-- START Working data --
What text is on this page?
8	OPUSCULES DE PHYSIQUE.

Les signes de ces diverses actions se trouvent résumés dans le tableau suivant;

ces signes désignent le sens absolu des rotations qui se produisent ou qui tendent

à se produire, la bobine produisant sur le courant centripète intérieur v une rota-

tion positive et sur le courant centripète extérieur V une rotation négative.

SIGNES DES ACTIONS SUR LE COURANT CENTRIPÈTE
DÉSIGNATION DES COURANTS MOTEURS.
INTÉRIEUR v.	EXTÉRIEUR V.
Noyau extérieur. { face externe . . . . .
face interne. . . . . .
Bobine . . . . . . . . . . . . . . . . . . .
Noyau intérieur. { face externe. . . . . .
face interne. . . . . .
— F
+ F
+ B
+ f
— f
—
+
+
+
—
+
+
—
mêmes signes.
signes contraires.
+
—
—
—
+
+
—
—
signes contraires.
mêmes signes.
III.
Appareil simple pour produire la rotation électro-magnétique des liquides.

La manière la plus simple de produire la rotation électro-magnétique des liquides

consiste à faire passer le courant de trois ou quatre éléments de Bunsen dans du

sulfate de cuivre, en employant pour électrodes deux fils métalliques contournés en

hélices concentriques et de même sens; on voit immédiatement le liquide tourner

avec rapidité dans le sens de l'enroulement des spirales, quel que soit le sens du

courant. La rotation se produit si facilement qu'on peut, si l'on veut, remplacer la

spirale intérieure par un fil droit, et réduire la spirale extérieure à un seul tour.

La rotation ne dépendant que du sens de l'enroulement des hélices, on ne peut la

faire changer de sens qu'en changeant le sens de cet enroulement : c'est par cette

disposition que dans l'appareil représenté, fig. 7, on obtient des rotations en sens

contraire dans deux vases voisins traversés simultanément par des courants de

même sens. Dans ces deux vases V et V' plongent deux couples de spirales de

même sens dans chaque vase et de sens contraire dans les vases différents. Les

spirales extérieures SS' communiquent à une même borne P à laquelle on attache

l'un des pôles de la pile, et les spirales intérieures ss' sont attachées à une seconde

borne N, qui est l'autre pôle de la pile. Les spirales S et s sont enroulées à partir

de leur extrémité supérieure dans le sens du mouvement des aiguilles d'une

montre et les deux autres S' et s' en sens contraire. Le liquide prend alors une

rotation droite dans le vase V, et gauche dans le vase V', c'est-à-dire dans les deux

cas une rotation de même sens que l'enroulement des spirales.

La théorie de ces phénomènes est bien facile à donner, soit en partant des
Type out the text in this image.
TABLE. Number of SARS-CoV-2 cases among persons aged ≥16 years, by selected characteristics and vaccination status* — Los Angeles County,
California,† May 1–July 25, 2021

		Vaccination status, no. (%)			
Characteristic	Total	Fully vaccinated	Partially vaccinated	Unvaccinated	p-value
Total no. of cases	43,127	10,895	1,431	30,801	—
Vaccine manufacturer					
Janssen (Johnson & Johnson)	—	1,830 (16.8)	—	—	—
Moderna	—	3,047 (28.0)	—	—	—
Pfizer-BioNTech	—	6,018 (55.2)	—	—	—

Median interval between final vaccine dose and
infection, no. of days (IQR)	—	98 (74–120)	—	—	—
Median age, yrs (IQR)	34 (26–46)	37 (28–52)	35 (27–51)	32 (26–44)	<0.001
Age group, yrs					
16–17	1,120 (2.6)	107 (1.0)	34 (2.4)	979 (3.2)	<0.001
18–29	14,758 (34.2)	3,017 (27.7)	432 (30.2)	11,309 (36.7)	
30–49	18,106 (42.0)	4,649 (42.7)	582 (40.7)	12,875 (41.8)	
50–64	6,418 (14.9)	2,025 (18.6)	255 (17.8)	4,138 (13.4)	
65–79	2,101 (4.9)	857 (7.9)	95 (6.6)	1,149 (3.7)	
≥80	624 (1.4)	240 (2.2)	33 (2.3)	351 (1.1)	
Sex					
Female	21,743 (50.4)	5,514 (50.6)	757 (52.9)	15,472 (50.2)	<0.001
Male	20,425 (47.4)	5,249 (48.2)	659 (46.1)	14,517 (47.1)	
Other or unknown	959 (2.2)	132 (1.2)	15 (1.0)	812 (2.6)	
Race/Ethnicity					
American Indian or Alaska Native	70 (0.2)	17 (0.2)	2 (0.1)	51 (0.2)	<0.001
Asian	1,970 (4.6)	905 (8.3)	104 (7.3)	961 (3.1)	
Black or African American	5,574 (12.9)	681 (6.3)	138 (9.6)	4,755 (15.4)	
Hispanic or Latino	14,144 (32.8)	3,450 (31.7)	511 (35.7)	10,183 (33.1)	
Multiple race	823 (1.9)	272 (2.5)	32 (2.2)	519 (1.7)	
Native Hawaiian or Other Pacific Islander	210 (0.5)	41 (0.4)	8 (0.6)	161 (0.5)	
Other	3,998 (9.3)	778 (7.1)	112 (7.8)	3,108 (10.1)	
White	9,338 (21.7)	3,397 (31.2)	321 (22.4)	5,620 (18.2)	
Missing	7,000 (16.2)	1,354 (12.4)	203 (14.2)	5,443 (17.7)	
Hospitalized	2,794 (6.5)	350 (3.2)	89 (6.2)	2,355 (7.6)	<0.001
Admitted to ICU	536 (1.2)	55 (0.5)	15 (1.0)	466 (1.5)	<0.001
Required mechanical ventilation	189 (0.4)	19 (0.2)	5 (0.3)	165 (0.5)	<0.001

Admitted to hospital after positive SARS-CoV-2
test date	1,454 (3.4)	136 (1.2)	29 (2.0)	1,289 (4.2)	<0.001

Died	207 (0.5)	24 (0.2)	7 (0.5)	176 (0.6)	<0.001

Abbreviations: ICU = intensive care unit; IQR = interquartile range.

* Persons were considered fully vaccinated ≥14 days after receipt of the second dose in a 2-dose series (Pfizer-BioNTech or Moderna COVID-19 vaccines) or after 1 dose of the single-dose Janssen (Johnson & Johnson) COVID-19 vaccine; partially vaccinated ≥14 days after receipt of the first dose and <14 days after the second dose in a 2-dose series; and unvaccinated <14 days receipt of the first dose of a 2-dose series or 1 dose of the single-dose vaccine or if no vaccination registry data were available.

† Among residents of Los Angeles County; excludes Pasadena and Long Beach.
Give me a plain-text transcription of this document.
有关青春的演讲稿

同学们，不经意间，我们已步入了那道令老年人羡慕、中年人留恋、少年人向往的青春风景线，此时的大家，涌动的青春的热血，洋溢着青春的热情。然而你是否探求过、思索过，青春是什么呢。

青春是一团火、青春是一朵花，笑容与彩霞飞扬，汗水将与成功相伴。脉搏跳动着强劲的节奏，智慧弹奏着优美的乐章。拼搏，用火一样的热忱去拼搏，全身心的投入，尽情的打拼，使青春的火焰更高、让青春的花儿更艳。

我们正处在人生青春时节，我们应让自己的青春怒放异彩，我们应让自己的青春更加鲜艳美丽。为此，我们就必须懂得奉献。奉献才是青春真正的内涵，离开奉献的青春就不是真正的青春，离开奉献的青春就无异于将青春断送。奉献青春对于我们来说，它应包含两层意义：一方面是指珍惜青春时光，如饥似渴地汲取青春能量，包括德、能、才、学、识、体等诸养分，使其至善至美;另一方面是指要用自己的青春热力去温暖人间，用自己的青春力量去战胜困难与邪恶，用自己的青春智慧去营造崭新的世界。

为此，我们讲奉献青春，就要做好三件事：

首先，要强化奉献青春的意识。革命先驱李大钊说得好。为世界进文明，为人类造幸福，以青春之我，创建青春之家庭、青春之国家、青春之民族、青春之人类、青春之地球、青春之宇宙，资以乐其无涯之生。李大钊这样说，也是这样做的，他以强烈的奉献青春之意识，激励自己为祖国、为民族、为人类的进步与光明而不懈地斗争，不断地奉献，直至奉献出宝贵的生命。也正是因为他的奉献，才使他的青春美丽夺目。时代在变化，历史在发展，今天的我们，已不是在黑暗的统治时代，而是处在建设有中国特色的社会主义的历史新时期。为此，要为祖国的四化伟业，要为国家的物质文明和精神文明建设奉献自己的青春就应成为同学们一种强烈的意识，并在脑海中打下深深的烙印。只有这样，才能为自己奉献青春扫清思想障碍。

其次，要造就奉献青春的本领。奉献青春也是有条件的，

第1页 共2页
-- END Working data --
• _Problem requirements_:
Take the line that contains "Give me a plain-text" and each line after it down to the last of the records, and retype them exactly; add nothing else.

• _Exercise response_:
Give me a plain-text transcription of this document.
有关青春的演讲稿

同学们，不经意间，我们已步入了那道令老年人羡慕、中年人留恋、少年人向往的青春风景线，此时的大家，涌动的青春的热血，洋溢着青春的热情。然而你是否探求过、思索过，青春是什么呢。

青春是一团火、青春是一朵花，笑容与彩霞飞扬，汗水将与成功相伴。脉搏跳动着强劲的节奏，智慧弹奏着优美的乐章。拼搏，用火一样的热忱去拼搏，全身心的投入，尽情的打拼，使青春的火焰更高、让青春的花儿更艳。

我们正处在人生青春时节，我们应让自己的青春怒放异彩，我们应让自己的青春更加鲜艳美丽。为此，我们就必须懂得奉献。奉献才是青春真正的内涵，离开奉献的青春就不是真正的青春，离开奉献的青春就无异于将青春断送。奉献青春对于我们来说，它应包含两层意义：一方面是指珍惜青春时光，如饥似渴地汲取青春能量，包括德、能、才、学、识、体等诸养分，使其至善至美;另一方面是指要用自己的青春热力去温暖人间，用自己的青春力量去战胜困难与邪恶，用自己的青春智慧去营造崭新的世界。

为此，我们讲奉献青春，就要做好三件事：

首先，要强化奉献青春的意识。革命先驱李大钊说得好。为世界进文明，为人类造幸福，以青春之我，创建青春之家庭、青春之国家、青春之民族、青春之人类、青春之地球、青春之宇宙，资以乐其无涯之生。李大钊这样说，也是这样做的，他以强烈的奉献青春之意识，激励自己为祖国、为民族、为人类的进步与光明而不懈地斗争，不断地奉献，直至奉献出宝贵的生命。也正是因为他的奉献，才使他的青春美丽夺目。时代在变化，历史在发展，今天的我们，已不是在黑暗的统治时代，而是处在建设有中国特色的社会主义的历史新时期。为此，要为祖国的四化伟业，要为国家的物质文明和精神文明建设奉献自己的青春就应成为同学们一种强烈的意识，并在脑海中打下深深的烙印。只有这样，才能为自己奉献青春扫清思想障碍。

其次，要造就奉献青春的本领。奉献青春也是有条件的，

第1页 共2页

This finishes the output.